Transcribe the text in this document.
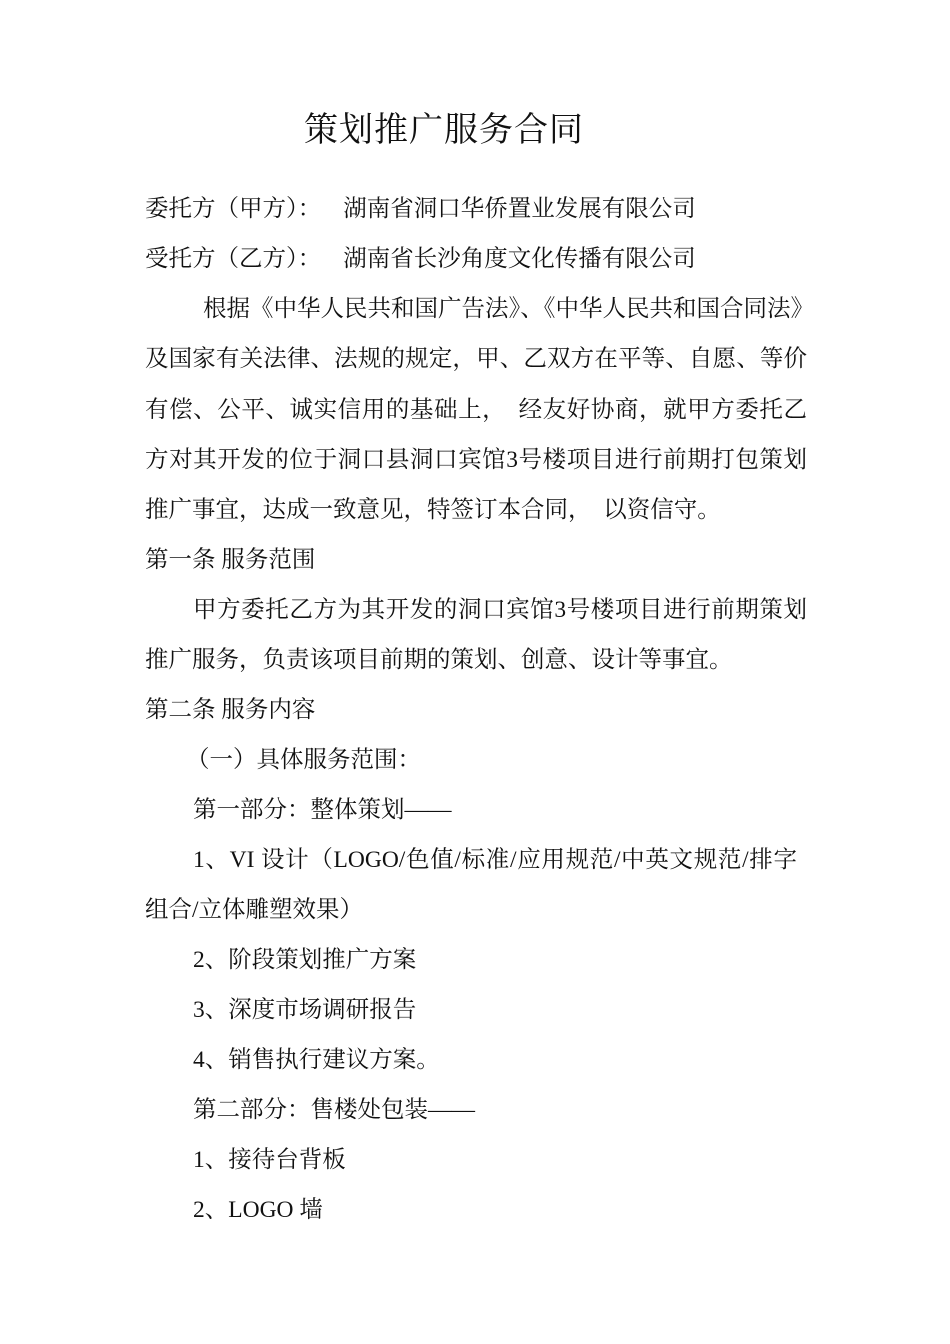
策划推广服务合同
委托方（甲方）： 湖南省洞口华侨置业发展有限公司
受托方（乙方）： 湖南省长沙角度文化传播有限公司
根据《中华人民共和国广告法》、《中华人民共和国合同法》
及国家有关法律、法规的规定，甲、乙双方在平等、自愿、等价
有偿、公平、诚实信用的基础上，　经友好协商，就甲方委托乙
方对其开发的位于洞口县洞口宾馆3号楼项目进行前期打包策划
推广事宜，达成一致意见，特签订本合同，　以资信守。
第一条 服务范围
甲方委托乙方为其开发的洞口宾馆3号楼项目进行前期策划
推广服务，负责该项目前期的策划、创意、设计等事宜。
第二条 服务内容
（一）具体服务范围：
第一部分：整体策划——
1、VI 设计（LOGO/色值/标准/应用规范/中英文规范/排字
组合/立体雕塑效果）
2、阶段策划推广方案
3、深度市场调研报告
4、销售执行建议方案。
第二部分：售楼处包装——
1、接待台背板
2、LOGO 墙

::::

_PROBLEM TO SOLVE_:
Repeat the records word for word. Any picture in them should be left out.

_SOLUTION_:
Transcribe the text in this document.
策划推广服务合同
委托方（甲方）： 湖南省洞口华侨置业发展有限公司
受托方（乙方）： 湖南省长沙角度文化传播有限公司
根据《中华人民共和国广告法》、《中华人民共和国合同法》
及国家有关法律、法规的规定，甲、乙双方在平等、自愿、等价
有偿、公平、诚实信用的基础上，　经友好协商，就甲方委托乙
方对其开发的位于洞口县洞口宾馆3号楼项目进行前期打包策划
推广事宜，达成一致意见，特签订本合同，　以资信守。
第一条 服务范围
甲方委托乙方为其开发的洞口宾馆3号楼项目进行前期策划
推广服务，负责该项目前期的策划、创意、设计等事宜。
第二条 服务内容
（一）具体服务范围：
第一部分：整体策划——
1、VI 设计（LOGO/色值/标准/应用规范/中英文规范/排字
组合/立体雕塑效果）
2、阶段策划推广方案
3、深度市场调研报告
4、销售执行建议方案。
第二部分：售楼处包装——
1、接待台背板
2、LOGO 墙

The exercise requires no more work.